**** DATA EXTRACT
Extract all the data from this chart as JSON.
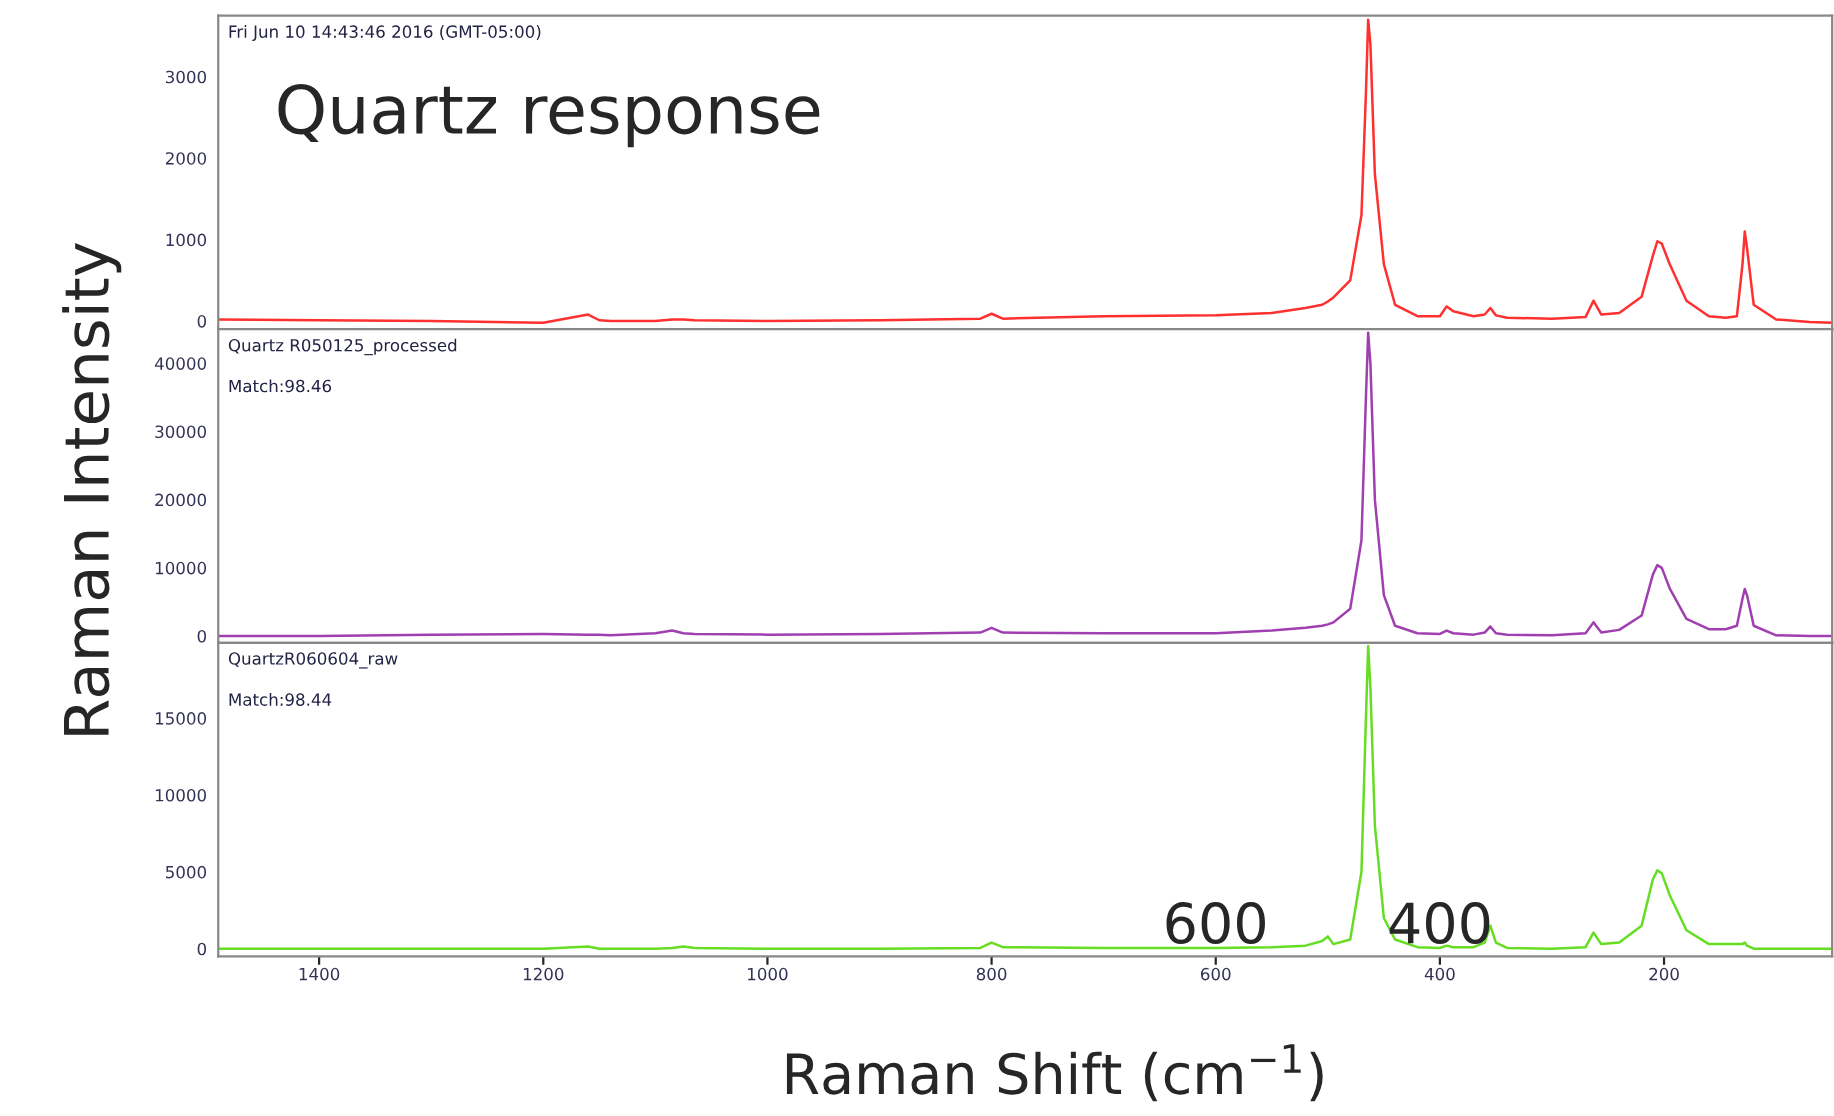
{
  "chart_data": [
    {
      "type": "line",
      "title": "Quartz response",
      "annotations": [
        "Fri Jun 10 14:43:46 2016 (GMT-05:00)"
      ],
      "x": [
        1490,
        1400,
        1300,
        1200,
        1160,
        1150,
        1140,
        1100,
        1085,
        1075,
        1065,
        1000,
        900,
        810,
        800,
        790,
        700,
        600,
        550,
        520,
        505,
        500,
        495,
        480,
        470,
        466,
        464,
        462,
        458,
        450,
        440,
        420,
        400,
        394,
        388,
        370,
        360,
        355,
        350,
        340,
        300,
        270,
        263,
        256,
        240,
        220,
        210,
        206,
        202,
        195,
        180,
        160,
        145,
        135,
        130,
        128,
        126,
        120,
        100,
        70,
        50
      ],
      "series": [
        {
          "color": "#ff3030",
          "values": [
            20,
            10,
            0,
            -20,
            80,
            10,
            0,
            0,
            20,
            20,
            10,
            0,
            10,
            30,
            90,
            30,
            60,
            70,
            100,
            160,
            200,
            240,
            290,
            500,
            1300,
            2800,
            3700,
            3400,
            1800,
            700,
            200,
            60,
            60,
            180,
            120,
            60,
            80,
            160,
            70,
            40,
            30,
            50,
            250,
            80,
            100,
            300,
            800,
            980,
            950,
            700,
            250,
            60,
            40,
            60,
            700,
            1100,
            900,
            200,
            20,
            -10,
            -20
          ]
        }
      ],
      "xlim": [
        1490,
        50
      ],
      "xticks": [
        1400,
        1200,
        1000,
        800,
        600,
        400,
        200
      ],
      "ylim": [
        -100,
        3750
      ],
      "yticks": [
        0,
        1000,
        2000,
        3000
      ],
      "tick_labels": "y"
    },
    {
      "type": "line",
      "ylabel": "Raman Intensity",
      "annotations": [
        "Quartz R050125_processed",
        "Match:98.46"
      ],
      "x": [
        1490,
        1400,
        1300,
        1200,
        1160,
        1150,
        1140,
        1100,
        1085,
        1075,
        1065,
        1000,
        900,
        810,
        800,
        790,
        700,
        600,
        550,
        520,
        505,
        500,
        495,
        480,
        470,
        466,
        464,
        462,
        458,
        450,
        440,
        420,
        400,
        394,
        388,
        370,
        360,
        355,
        350,
        340,
        300,
        270,
        263,
        256,
        240,
        220,
        210,
        206,
        202,
        195,
        180,
        160,
        145,
        135,
        130,
        128,
        126,
        120,
        100,
        70,
        50
      ],
      "series": [
        {
          "color": "#a040b0",
          "values": [
            0,
            0,
            200,
            300,
            200,
            200,
            100,
            400,
            800,
            400,
            300,
            200,
            300,
            500,
            1200,
            500,
            400,
            400,
            800,
            1200,
            1500,
            1700,
            2000,
            4000,
            14000,
            35000,
            44500,
            40000,
            20000,
            6000,
            1500,
            400,
            300,
            800,
            400,
            200,
            500,
            1400,
            400,
            200,
            100,
            400,
            2000,
            500,
            900,
            3000,
            9000,
            10400,
            10000,
            7000,
            2500,
            1000,
            1000,
            1500,
            5500,
            6900,
            6000,
            1500,
            100,
            0,
            0
          ]
        }
      ],
      "xlim": [
        1490,
        50
      ],
      "xticks": [
        1400,
        1200,
        1000,
        800,
        600,
        400,
        200
      ],
      "ylim": [
        -1000,
        45000
      ],
      "yticks": [
        0,
        10000,
        20000,
        30000,
        40000
      ],
      "tick_labels": "y"
    },
    {
      "type": "line",
      "xlabel": "Raman Shift (cm$^{−1}$)",
      "annotations": [
        "QuartzR060604_raw",
        "Match:98.44",
        "600",
        "400"
      ],
      "x": [
        1490,
        1400,
        1300,
        1200,
        1160,
        1150,
        1140,
        1100,
        1085,
        1075,
        1065,
        1000,
        900,
        810,
        800,
        790,
        700,
        600,
        550,
        520,
        505,
        500,
        495,
        480,
        470,
        466,
        464,
        462,
        458,
        450,
        440,
        420,
        400,
        394,
        388,
        370,
        360,
        355,
        350,
        340,
        300,
        270,
        263,
        256,
        240,
        220,
        210,
        206,
        202,
        195,
        180,
        160,
        145,
        135,
        130,
        128,
        126,
        120,
        100,
        70,
        50
      ],
      "series": [
        {
          "color": "#66dd22",
          "values": [
            0,
            0,
            0,
            0,
            150,
            0,
            0,
            0,
            50,
            150,
            50,
            0,
            0,
            50,
            400,
            100,
            50,
            50,
            100,
            200,
            500,
            800,
            300,
            600,
            5000,
            15000,
            19700,
            17000,
            8000,
            2000,
            600,
            100,
            50,
            200,
            100,
            100,
            400,
            1500,
            400,
            50,
            0,
            100,
            1050,
            300,
            400,
            1500,
            4500,
            5100,
            4900,
            3500,
            1200,
            300,
            300,
            300,
            300,
            400,
            200,
            0,
            0,
            0,
            0
          ]
        }
      ],
      "xlim": [
        1490,
        50
      ],
      "xticks": [
        1400,
        1200,
        1000,
        800,
        600,
        400,
        200
      ],
      "ylim": [
        -500,
        19900
      ],
      "yticks": [
        0,
        5000,
        10000,
        15000
      ]
    }
  ]
}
********
#### [BRIEF]
Except for the pictures, give all the material above again verbatim.

#### [SOLUTION FOR THIS PROBLEM]
Extract all the data from this chart as JSON.
{
  "chart_data": [
    {
      "type": "line",
      "title": "Quartz response",
      "annotations": [
        "Fri Jun 10 14:43:46 2016 (GMT-05:00)"
      ],
      "x": [
        1490,
        1400,
        1300,
        1200,
        1160,
        1150,
        1140,
        1100,
        1085,
        1075,
        1065,
        1000,
        900,
        810,
        800,
        790,
        700,
        600,
        550,
        520,
        505,
        500,
        495,
        480,
        470,
        466,
        464,
        462,
        458,
        450,
        440,
        420,
        400,
        394,
        388,
        370,
        360,
        355,
        350,
        340,
        300,
        270,
        263,
        256,
        240,
        220,
        210,
        206,
        202,
        195,
        180,
        160,
        145,
        135,
        130,
        128,
        126,
        120,
        100,
        70,
        50
      ],
      "series": [
        {
          "color": "#ff3030",
          "values": [
            20,
            10,
            0,
            -20,
            80,
            10,
            0,
            0,
            20,
            20,
            10,
            0,
            10,
            30,
            90,
            30,
            60,
            70,
            100,
            160,
            200,
            240,
            290,
            500,
            1300,
            2800,
            3700,
            3400,
            1800,
            700,
            200,
            60,
            60,
            180,
            120,
            60,
            80,
            160,
            70,
            40,
            30,
            50,
            250,
            80,
            100,
            300,
            800,
            980,
            950,
            700,
            250,
            60,
            40,
            60,
            700,
            1100,
            900,
            200,
            20,
            -10,
            -20
          ]
        }
      ],
      "xlim": [
        1490,
        50
      ],
      "xticks": [
        1400,
        1200,
        1000,
        800,
        600,
        400,
        200
      ],
      "ylim": [
        -100,
        3750
      ],
      "yticks": [
        0,
        1000,
        2000,
        3000
      ],
      "tick_labels": "y"
    },
    {
      "type": "line",
      "ylabel": "Raman Intensity",
      "annotations": [
        "Quartz R050125_processed",
        "Match:98.46"
      ],
      "x": [
        1490,
        1400,
        1300,
        1200,
        1160,
        1150,
        1140,
        1100,
        1085,
        1075,
        1065,
        1000,
        900,
        810,
        800,
        790,
        700,
        600,
        550,
        520,
        505,
        500,
        495,
        480,
        470,
        466,
        464,
        462,
        458,
        450,
        440,
        420,
        400,
        394,
        388,
        370,
        360,
        355,
        350,
        340,
        300,
        270,
        263,
        256,
        240,
        220,
        210,
        206,
        202,
        195,
        180,
        160,
        145,
        135,
        130,
        128,
        126,
        120,
        100,
        70,
        50
      ],
      "series": [
        {
          "color": "#a040b0",
          "values": [
            0,
            0,
            200,
            300,
            200,
            200,
            100,
            400,
            800,
            400,
            300,
            200,
            300,
            500,
            1200,
            500,
            400,
            400,
            800,
            1200,
            1500,
            1700,
            2000,
            4000,
            14000,
            35000,
            44500,
            40000,
            20000,
            6000,
            1500,
            400,
            300,
            800,
            400,
            200,
            500,
            1400,
            400,
            200,
            100,
            400,
            2000,
            500,
            900,
            3000,
            9000,
            10400,
            10000,
            7000,
            2500,
            1000,
            1000,
            1500,
            5500,
            6900,
            6000,
            1500,
            100,
            0,
            0
          ]
        }
      ],
      "xlim": [
        1490,
        50
      ],
      "xticks": [
        1400,
        1200,
        1000,
        800,
        600,
        400,
        200
      ],
      "ylim": [
        -1000,
        45000
      ],
      "yticks": [
        0,
        10000,
        20000,
        30000,
        40000
      ],
      "tick_labels": "y"
    },
    {
      "type": "line",
      "xlabel": "Raman Shift (cm$^{−1}$)",
      "annotations": [
        "QuartzR060604_raw",
        "Match:98.44",
        "600",
        "400"
      ],
      "x": [
        1490,
        1400,
        1300,
        1200,
        1160,
        1150,
        1140,
        1100,
        1085,
        1075,
        1065,
        1000,
        900,
        810,
        800,
        790,
        700,
        600,
        550,
        520,
        505,
        500,
        495,
        480,
        470,
        466,
        464,
        462,
        458,
        450,
        440,
        420,
        400,
        394,
        388,
        370,
        360,
        355,
        350,
        340,
        300,
        270,
        263,
        256,
        240,
        220,
        210,
        206,
        202,
        195,
        180,
        160,
        145,
        135,
        130,
        128,
        126,
        120,
        100,
        70,
        50
      ],
      "series": [
        {
          "color": "#66dd22",
          "values": [
            0,
            0,
            0,
            0,
            150,
            0,
            0,
            0,
            50,
            150,
            50,
            0,
            0,
            50,
            400,
            100,
            50,
            50,
            100,
            200,
            500,
            800,
            300,
            600,
            5000,
            15000,
            19700,
            17000,
            8000,
            2000,
            600,
            100,
            50,
            200,
            100,
            100,
            400,
            1500,
            400,
            50,
            0,
            100,
            1050,
            300,
            400,
            1500,
            4500,
            5100,
            4900,
            3500,
            1200,
            300,
            300,
            300,
            300,
            400,
            200,
            0,
            0,
            0,
            0
          ]
        }
      ],
      "xlim": [
        1490,
        50
      ],
      "xticks": [
        1400,
        1200,
        1000,
        800,
        600,
        400,
        200
      ],
      "ylim": [
        -500,
        19900
      ],
      "yticks": [
        0,
        5000,
        10000,
        15000
      ]
    }
  ]
}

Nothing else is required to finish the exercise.